Beer Log

About the Brewer

A designer by day, Dave Shea makes beer too. While no one would expect this stuff to win awards, it is at least getting drinkable.

016 – Railway Porter

Late summer means the surprisingly large numbers of wild (non-indigenous) blackberry bushes are laden with fruit. In past years I’ve gone out to pick them for the sake of making pie, but this year I had a different idea in mind. A BC brewery makes an annual blackberry porter that I find only okay at best, so I’d like to use the same basic idea and produce something a little more to my tastes. (Besides, I’m a long way off from attempting a lambic.)

If I’m drinking a fruit beer I’d prefer to look for the fruit rather than have it dominate. I don’t have a huge sweet tooth, especially not when it comes to beer. So this one should be porter foremost, with a little something in the background if you look for it; the fruit is an ingredient and not the focus.

I had a lot of questions about the blackberries. How much to add? How to add them? During the boil or fermentation? Afterwards? What about preparing them, should I throw them in whole or puree first? And then there’s sanitation.

After spending a bunch of time looking into fruit beers I found some answers. Fruit in the boil releases pectin, so that’s out. Adding them during primary fermentation would blow off a lot of fruit aroma and produce a more wine-like character, whereas adding during secondary tends to produce more of a fresh fruit flavour. I’m still not sure whether I’m adding them whole or mashed, but it sounds like after freezing them first they should break apart pretty well in the fermentor. And I think freezing for a week or so during primary fermentation (plus dumping them into a fully-fermented 7% beer) takes care of my sanitation issue pretty well too, I doubt I’ll do anything else.

Another issue I have spent time looking into lately is black malt astringency. I’m finally realizing I don’t really like CDAs / black IPAs; what bothers me about them is the burnt astringency I seem to get from every single one I’ve had. I don’t mind it so much in porters, though I am starting to notice it happens in them as well, and I definitely prefer porters on the smoother side. The consensus seems to be that avoiding it requires a similar approach to how I cold-pressed the coffee in #011 to avoid bitterness — cold-pressing black malt ought to mellow out the burnt and astringent notes quite a bit. So I kept the black malt separate from the rest and steeped it in the fridge for a few days ahead of time. In hindsight I probably should have only gone for a single day; the wort turned out noticeably more bitter and dry than normal. (I’m also not totally convinced I was sold an even half pound, it seems like it could have been more.)

My mash temperature swings appear to finally be under control. I think in the past I’ve spent too much time focusing on the first five minutes, which leaves the rest of the hour swinging all over the place. This time ’round I let physics do its thing and just doughed in at my planned strike temp and left it. I ended up mashing at 156 for most of the hour instead of 154, but that’s totally acceptable for this beer. In the future I’ll try and narrow down even further the difference between strike temp and final temp on my system and try to get closer to my targets.

Otherwise everything more or less went perfectly. After all the planning I was still a bit leery about the black malt issue, but after a day or so of fermenting out I tried a sample from the smaller satellite fermentor and it appeared to be a non-issue. I did have a bit of a brain fart with the Goldings alpha acid conversion and went 10 IBU more bitter than I was aiming, but I don’t think a low-30’s IBU porter will be too bad.

## Parts of the exercise
1 – In the Railway Porter brew log, what temperature did the mash hold for most of the hour?
2 – According to the Railway Porter brew log, why are the blackberries going into the already-fermented beer instead of the boil or primary fermentation? Answer in one to three sentences.
3 – Write what comes next in the Railway Porter brew log, picking up right after its final sentence.

## Provided material
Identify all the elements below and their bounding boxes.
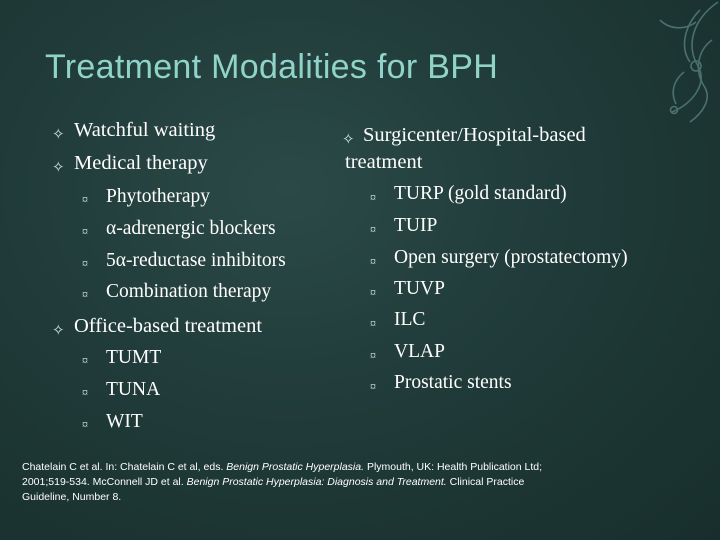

## Results
1 – It held at 156 degrees rather than the planned 154.

2 – Fruit in the boil releases pectin, and adding it during primary fermentation would blow off much of the fruit aroma and give a more wine-like character. Adding it during secondary fermentation tends to produce more of a fresh fruit flavor.

3 –
After a week of fermentation I transferred the beer to a secondary fermentor, first time I’ve done that in ages. After my earlier debate whether to leave them whole or puree them, in the end I decided I’d take a masher to the blackberries to break out some of the juice.

The resulting post-transfer black liquid + red foam ended up looking particularly gory. I suspect the final beer might take on a bit of a red/purple tinge, especially the head.

Two days after transfer the blackberry character was already noticeable, so I figured I’d be better off packaging earlier than later to minimize the fruitiness. After 8 days on the fruit I bottled. I noticed the tiniest of growths in one corner of the floating blackberry pellicle, I suspect it was a bit of mold (though it certainly didn’t look like it), so taste aside it seems like any longer with the fruit would have started to be a problem.

At this point the beer has a very slight tartness that quickly mellowed to a smooth chocolate sweetness, and an assertive alcohol presence. Hopefully with carbonation and chilling the latter will diminish, but even if it doesn’t this still promises to be a really nice beer. Cold steeping the black malt was a good call, any worries I may have had about wort astringency were not an issue in the fermented beer. It’s mild and free of any harsh astringency.

I’m a little surprised that the FG dropped lower after a week on the blackberries; it was hovering at 1.020 when I racked and finished out at 1.017. I expected a bit of an alcohol boost as the sugar in the berries fermented out, but I didn’t think it’d be apparent in the gravity reading; maybe after a week in primary it still just wasn’t finished? First time using British Ale II (1335) so perhaps it just needed a bit longer.

After a week of conditioning I opened the first bottle; it’s strikingly obvious that one thing I forgot to consider was the extra fermentation of the berry sugars. I should have controlled the temperature during the week or so on the berries, but instead I let it sit at room temperature and ferment hot. And I sure can taste it in the fusels. The pre-berry porter was fantastically smooth and you wouldn’t have guessed it was 7%; now there’s no avoiding it. Maybe time will clean that up a bit, but it’s a lesson well learned if and when I ever try another fruit beer.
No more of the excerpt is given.